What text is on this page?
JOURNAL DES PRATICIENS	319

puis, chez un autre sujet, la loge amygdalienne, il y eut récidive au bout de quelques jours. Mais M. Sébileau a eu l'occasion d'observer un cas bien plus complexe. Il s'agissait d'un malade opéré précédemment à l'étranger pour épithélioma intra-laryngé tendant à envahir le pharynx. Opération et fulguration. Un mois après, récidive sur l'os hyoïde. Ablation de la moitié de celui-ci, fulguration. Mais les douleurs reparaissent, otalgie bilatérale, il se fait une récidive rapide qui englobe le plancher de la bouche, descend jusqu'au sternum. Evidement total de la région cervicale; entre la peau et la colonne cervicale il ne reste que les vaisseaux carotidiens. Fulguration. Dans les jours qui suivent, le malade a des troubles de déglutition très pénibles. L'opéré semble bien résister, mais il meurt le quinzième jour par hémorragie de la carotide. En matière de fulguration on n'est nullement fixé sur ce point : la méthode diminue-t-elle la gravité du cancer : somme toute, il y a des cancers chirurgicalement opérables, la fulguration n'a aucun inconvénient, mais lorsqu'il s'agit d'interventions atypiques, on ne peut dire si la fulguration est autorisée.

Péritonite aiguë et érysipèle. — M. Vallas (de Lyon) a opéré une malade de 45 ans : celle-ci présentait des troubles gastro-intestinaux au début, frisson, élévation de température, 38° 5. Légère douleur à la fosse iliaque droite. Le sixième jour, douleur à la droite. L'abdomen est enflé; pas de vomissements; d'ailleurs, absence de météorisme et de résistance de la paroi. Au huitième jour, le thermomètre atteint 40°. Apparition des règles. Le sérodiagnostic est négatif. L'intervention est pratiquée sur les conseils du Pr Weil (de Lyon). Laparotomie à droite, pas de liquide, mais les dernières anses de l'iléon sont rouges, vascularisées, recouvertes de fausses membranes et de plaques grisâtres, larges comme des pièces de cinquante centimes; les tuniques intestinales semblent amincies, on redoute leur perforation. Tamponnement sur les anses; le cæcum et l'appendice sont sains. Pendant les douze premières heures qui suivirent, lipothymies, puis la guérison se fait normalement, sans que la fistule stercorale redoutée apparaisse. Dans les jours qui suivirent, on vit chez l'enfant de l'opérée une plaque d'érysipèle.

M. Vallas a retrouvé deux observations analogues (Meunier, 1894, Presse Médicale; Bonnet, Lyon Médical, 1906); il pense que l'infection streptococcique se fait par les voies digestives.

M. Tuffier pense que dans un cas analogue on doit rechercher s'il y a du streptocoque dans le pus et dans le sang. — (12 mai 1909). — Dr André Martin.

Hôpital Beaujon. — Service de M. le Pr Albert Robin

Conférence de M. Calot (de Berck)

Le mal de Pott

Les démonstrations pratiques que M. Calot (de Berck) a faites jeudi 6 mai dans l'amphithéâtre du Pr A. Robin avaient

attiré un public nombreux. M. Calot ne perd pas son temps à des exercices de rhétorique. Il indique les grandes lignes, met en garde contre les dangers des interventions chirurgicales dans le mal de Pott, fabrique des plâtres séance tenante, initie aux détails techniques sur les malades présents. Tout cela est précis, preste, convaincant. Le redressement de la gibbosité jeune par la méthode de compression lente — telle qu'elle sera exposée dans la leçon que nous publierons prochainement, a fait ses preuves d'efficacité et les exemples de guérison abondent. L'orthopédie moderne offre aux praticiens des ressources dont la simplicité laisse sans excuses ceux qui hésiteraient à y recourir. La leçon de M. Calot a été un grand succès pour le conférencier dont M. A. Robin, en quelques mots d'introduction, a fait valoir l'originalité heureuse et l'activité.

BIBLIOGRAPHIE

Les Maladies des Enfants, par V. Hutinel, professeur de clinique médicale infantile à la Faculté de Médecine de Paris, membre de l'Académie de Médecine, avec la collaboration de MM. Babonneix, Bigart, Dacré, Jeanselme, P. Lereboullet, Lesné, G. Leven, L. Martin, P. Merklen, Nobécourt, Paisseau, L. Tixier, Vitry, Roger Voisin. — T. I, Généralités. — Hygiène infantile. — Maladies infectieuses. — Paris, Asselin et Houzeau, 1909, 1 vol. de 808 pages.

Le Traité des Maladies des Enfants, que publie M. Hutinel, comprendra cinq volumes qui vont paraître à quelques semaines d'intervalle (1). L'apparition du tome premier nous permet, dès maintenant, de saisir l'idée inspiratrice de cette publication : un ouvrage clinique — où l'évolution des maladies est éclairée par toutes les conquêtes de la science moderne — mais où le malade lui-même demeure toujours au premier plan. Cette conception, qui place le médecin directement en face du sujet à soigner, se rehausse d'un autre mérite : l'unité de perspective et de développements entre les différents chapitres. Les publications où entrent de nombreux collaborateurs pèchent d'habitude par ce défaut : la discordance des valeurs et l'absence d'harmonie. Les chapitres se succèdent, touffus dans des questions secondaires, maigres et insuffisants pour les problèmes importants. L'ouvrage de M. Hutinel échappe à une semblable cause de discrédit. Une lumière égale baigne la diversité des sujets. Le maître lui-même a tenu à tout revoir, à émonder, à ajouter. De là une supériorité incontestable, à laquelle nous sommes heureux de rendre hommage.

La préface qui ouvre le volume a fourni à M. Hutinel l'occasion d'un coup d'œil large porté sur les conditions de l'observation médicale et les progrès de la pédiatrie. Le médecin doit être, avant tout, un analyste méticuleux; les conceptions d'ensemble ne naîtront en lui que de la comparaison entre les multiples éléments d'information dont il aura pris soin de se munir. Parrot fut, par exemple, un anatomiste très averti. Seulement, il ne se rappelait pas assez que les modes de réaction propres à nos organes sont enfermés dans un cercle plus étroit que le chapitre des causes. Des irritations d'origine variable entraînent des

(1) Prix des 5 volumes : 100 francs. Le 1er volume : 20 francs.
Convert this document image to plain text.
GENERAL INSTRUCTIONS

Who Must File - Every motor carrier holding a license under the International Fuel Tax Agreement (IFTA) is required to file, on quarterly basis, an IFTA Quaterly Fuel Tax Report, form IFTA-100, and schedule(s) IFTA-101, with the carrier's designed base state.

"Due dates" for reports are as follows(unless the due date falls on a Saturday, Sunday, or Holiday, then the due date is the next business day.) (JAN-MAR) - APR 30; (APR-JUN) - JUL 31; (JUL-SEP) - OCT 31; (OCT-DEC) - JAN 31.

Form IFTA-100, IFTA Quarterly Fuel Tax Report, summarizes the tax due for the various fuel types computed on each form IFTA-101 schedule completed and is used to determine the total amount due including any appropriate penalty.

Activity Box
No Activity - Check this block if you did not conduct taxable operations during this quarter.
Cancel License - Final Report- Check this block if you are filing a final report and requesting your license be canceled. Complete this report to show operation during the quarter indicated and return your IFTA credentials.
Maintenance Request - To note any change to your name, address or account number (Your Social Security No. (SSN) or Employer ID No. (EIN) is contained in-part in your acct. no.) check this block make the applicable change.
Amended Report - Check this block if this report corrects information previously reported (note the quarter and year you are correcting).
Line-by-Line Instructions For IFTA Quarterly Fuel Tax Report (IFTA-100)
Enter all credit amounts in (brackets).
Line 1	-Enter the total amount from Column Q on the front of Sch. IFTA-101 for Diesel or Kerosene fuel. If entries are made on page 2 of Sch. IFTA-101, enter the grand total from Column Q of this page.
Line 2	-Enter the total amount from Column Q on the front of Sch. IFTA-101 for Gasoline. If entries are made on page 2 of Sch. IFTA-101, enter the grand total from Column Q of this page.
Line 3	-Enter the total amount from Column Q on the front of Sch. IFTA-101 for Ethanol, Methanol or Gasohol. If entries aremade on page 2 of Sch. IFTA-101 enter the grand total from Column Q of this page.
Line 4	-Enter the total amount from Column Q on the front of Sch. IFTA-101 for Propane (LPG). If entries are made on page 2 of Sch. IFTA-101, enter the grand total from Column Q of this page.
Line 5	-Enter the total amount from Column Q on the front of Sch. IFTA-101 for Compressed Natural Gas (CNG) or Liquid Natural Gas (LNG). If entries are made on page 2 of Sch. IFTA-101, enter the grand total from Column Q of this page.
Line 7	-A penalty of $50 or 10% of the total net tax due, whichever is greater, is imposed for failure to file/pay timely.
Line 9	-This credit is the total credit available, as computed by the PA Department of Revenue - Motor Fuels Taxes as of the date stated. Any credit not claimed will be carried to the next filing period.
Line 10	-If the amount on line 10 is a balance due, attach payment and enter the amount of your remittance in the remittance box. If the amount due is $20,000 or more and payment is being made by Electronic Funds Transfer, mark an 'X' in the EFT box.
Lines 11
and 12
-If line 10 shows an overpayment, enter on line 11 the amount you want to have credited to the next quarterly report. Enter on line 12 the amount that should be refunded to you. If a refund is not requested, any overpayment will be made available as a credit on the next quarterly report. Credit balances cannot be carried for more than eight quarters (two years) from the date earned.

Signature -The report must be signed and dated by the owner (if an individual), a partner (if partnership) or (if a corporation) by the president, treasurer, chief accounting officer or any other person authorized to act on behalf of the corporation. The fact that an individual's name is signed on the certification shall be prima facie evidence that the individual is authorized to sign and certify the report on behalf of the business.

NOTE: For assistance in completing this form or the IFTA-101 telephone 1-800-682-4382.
__________________________________________________
• **Exercise details**: Copy every line in the listing above where the string "computed" turns up.

• **Correct answer**:
Form IFTA-100, IFTA Quarterly Fuel Tax Report, summarizes the tax due for the various fuel types computed on each form IFTA-101 schedule completed and is used to determine the total amount due including any appropriate penalty.
Line 9	-This credit is the total credit available, as computed by the PA Department of Revenue - Motor Fuels Taxes as of the date stated. Any credit not claimed will be carried to the next filing period.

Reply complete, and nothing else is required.